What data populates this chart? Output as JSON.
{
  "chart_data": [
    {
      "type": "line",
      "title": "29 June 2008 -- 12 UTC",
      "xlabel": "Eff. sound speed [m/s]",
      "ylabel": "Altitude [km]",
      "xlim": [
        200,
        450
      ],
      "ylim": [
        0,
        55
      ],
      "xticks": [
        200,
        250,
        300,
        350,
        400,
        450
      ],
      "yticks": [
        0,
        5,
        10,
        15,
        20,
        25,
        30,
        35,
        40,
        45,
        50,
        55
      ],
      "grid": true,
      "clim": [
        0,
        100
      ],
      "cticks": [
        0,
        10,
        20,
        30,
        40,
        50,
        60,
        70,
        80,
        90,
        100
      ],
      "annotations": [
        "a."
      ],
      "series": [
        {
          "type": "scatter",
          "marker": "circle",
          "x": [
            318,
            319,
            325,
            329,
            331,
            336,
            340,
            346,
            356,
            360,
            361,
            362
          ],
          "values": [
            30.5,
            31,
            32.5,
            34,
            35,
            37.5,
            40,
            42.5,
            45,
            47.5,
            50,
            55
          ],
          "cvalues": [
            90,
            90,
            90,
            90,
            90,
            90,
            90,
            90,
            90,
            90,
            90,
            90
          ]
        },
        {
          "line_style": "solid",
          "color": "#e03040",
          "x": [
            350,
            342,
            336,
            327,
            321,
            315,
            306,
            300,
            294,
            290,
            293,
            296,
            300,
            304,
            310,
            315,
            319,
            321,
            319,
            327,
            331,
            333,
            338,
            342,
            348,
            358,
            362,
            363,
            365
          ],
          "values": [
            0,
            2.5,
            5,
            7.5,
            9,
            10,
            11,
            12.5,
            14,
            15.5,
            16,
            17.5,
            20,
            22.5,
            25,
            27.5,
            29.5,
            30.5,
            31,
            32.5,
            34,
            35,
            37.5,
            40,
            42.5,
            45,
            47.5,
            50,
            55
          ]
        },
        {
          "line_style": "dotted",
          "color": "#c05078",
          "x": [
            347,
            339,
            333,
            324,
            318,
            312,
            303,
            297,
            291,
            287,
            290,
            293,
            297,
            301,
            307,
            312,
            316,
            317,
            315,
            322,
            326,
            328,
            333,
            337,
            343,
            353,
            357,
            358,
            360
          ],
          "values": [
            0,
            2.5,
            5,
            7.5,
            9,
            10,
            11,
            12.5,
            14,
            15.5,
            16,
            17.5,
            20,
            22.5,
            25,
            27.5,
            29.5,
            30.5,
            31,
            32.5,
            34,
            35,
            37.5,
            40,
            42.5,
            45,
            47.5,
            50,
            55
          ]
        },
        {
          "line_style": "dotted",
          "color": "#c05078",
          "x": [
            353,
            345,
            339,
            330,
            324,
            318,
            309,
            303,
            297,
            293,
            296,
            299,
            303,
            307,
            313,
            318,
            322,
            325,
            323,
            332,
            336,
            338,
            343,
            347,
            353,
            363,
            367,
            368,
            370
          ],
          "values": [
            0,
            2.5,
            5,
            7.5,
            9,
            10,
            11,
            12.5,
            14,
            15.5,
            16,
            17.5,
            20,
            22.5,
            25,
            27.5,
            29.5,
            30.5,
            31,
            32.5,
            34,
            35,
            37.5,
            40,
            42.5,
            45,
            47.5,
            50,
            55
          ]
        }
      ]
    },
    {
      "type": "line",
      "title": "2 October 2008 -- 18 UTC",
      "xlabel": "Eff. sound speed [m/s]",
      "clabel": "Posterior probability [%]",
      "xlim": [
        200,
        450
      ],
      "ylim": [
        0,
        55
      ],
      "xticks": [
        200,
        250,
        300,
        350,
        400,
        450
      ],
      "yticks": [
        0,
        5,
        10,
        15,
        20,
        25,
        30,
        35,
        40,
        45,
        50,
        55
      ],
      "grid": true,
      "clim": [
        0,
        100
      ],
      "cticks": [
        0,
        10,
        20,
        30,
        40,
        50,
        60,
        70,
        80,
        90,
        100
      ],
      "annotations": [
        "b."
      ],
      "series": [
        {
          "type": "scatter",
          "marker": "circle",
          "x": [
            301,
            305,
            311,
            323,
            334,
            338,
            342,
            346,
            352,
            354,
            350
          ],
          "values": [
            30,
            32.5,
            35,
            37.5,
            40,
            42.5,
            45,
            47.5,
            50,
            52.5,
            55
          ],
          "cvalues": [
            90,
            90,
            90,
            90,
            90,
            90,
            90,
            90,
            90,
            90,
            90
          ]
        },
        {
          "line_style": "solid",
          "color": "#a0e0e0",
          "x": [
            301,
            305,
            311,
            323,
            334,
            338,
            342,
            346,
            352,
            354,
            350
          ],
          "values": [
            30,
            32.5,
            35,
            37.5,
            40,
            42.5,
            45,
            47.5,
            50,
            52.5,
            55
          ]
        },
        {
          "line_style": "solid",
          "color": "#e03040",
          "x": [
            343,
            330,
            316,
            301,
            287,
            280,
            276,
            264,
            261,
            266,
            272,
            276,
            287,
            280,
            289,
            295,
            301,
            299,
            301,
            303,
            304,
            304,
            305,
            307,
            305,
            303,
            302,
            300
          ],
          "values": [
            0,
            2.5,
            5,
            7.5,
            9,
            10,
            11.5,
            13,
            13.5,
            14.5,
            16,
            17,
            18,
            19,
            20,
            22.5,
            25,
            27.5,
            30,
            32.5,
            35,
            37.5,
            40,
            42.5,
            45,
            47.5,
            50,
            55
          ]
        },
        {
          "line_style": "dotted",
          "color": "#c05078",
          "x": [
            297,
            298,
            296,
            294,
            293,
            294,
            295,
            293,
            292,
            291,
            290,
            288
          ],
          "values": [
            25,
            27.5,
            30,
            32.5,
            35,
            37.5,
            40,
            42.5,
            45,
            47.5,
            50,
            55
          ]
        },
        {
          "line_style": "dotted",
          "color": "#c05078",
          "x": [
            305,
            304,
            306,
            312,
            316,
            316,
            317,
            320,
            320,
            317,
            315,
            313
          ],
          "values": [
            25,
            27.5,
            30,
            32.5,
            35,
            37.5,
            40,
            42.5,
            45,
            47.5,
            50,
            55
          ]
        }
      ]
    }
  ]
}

----

WHAT TO WORK ON =
Each line above must be reproduced exactly as it stands.

RESULT BELOW =
What data populates this chart? Output as JSON.
{
  "chart_data": [
    {
      "type": "line",
      "title": "29 June 2008 -- 12 UTC",
      "xlabel": "Eff. sound speed [m/s]",
      "ylabel": "Altitude [km]",
      "xlim": [
        200,
        450
      ],
      "ylim": [
        0,
        55
      ],
      "xticks": [
        200,
        250,
        300,
        350,
        400,
        450
      ],
      "yticks": [
        0,
        5,
        10,
        15,
        20,
        25,
        30,
        35,
        40,
        45,
        50,
        55
      ],
      "grid": true,
      "clim": [
        0,
        100
      ],
      "cticks": [
        0,
        10,
        20,
        30,
        40,
        50,
        60,
        70,
        80,
        90,
        100
      ],
      "annotations": [
        "a."
      ],
      "series": [
        {
          "type": "scatter",
          "marker": "circle",
          "x": [
            318,
            319,
            325,
            329,
            331,
            336,
            340,
            346,
            356,
            360,
            361,
            362
          ],
          "values": [
            30.5,
            31,
            32.5,
            34,
            35,
            37.5,
            40,
            42.5,
            45,
            47.5,
            50,
            55
          ],
          "cvalues": [
            90,
            90,
            90,
            90,
            90,
            90,
            90,
            90,
            90,
            90,
            90,
            90
          ]
        },
        {
          "line_style": "solid",
          "color": "#e03040",
          "x": [
            350,
            342,
            336,
            327,
            321,
            315,
            306,
            300,
            294,
            290,
            293,
            296,
            300,
            304,
            310,
            315,
            319,
            321,
            319,
            327,
            331,
            333,
            338,
            342,
            348,
            358,
            362,
            363,
            365
          ],
          "values": [
            0,
            2.5,
            5,
            7.5,
            9,
            10,
            11,
            12.5,
            14,
            15.5,
            16,
            17.5,
            20,
            22.5,
            25,
            27.5,
            29.5,
            30.5,
            31,
            32.5,
            34,
            35,
            37.5,
            40,
            42.5,
            45,
            47.5,
            50,
            55
          ]
        },
        {
          "line_style": "dotted",
          "color": "#c05078",
          "x": [
            347,
            339,
            333,
            324,
            318,
            312,
            303,
            297,
            291,
            287,
            290,
            293,
            297,
            301,
            307,
            312,
            316,
            317,
            315,
            322,
            326,
            328,
            333,
            337,
            343,
            353,
            357,
            358,
            360
          ],
          "values": [
            0,
            2.5,
            5,
            7.5,
            9,
            10,
            11,
            12.5,
            14,
            15.5,
            16,
            17.5,
            20,
            22.5,
            25,
            27.5,
            29.5,
            30.5,
            31,
            32.5,
            34,
            35,
            37.5,
            40,
            42.5,
            45,
            47.5,
            50,
            55
          ]
        },
        {
          "line_style": "dotted",
          "color": "#c05078",
          "x": [
            353,
            345,
            339,
            330,
            324,
            318,
            309,
            303,
            297,
            293,
            296,
            299,
            303,
            307,
            313,
            318,
            322,
            325,
            323,
            332,
            336,
            338,
            343,
            347,
            353,
            363,
            367,
            368,
            370
          ],
          "values": [
            0,
            2.5,
            5,
            7.5,
            9,
            10,
            11,
            12.5,
            14,
            15.5,
            16,
            17.5,
            20,
            22.5,
            25,
            27.5,
            29.5,
            30.5,
            31,
            32.5,
            34,
            35,
            37.5,
            40,
            42.5,
            45,
            47.5,
            50,
            55
          ]
        }
      ]
    },
    {
      "type": "line",
      "title": "2 October 2008 -- 18 UTC",
      "xlabel": "Eff. sound speed [m/s]",
      "clabel": "Posterior probability [%]",
      "xlim": [
        200,
        450
      ],
      "ylim": [
        0,
        55
      ],
      "xticks": [
        200,
        250,
        300,
        350,
        400,
        450
      ],
      "yticks": [
        0,
        5,
        10,
        15,
        20,
        25,
        30,
        35,
        40,
        45,
        50,
        55
      ],
      "grid": true,
      "clim": [
        0,
        100
      ],
      "cticks": [
        0,
        10,
        20,
        30,
        40,
        50,
        60,
        70,
        80,
        90,
        100
      ],
      "annotations": [
        "b."
      ],
      "series": [
        {
          "type": "scatter",
          "marker": "circle",
          "x": [
            301,
            305,
            311,
            323,
            334,
            338,
            342,
            346,
            352,
            354,
            350
          ],
          "values": [
            30,
            32.5,
            35,
            37.5,
            40,
            42.5,
            45,
            47.5,
            50,
            52.5,
            55
          ],
          "cvalues": [
            90,
            90,
            90,
            90,
            90,
            90,
            90,
            90,
            90,
            90,
            90
          ]
        },
        {
          "line_style": "solid",
          "color": "#a0e0e0",
          "x": [
            301,
            305,
            311,
            323,
            334,
            338,
            342,
            346,
            352,
            354,
            350
          ],
          "values": [
            30,
            32.5,
            35,
            37.5,
            40,
            42.5,
            45,
            47.5,
            50,
            52.5,
            55
          ]
        },
        {
          "line_style": "solid",
          "color": "#e03040",
          "x": [
            343,
            330,
            316,
            301,
            287,
            280,
            276,
            264,
            261,
            266,
            272,
            276,
            287,
            280,
            289,
            295,
            301,
            299,
            301,
            303,
            304,
            304,
            305,
            307,
            305,
            303,
            302,
            300
          ],
          "values": [
            0,
            2.5,
            5,
            7.5,
            9,
            10,
            11.5,
            13,
            13.5,
            14.5,
            16,
            17,
            18,
            19,
            20,
            22.5,
            25,
            27.5,
            30,
            32.5,
            35,
            37.5,
            40,
            42.5,
            45,
            47.5,
            50,
            55
          ]
        },
        {
          "line_style": "dotted",
          "color": "#c05078",
          "x": [
            297,
            298,
            296,
            294,
            293,
            294,
            295,
            293,
            292,
            291,
            290,
            288
          ],
          "values": [
            25,
            27.5,
            30,
            32.5,
            35,
            37.5,
            40,
            42.5,
            45,
            47.5,
            50,
            55
          ]
        },
        {
          "line_style": "dotted",
          "color": "#c05078",
          "x": [
            305,
            304,
            306,
            312,
            316,
            316,
            317,
            320,
            320,
            317,
            315,
            313
          ],
          "values": [
            25,
            27.5,
            30,
            32.5,
            35,
            37.5,
            40,
            42.5,
            45,
            47.5,
            50,
            55
          ]
        }
      ]
    }
  ]
}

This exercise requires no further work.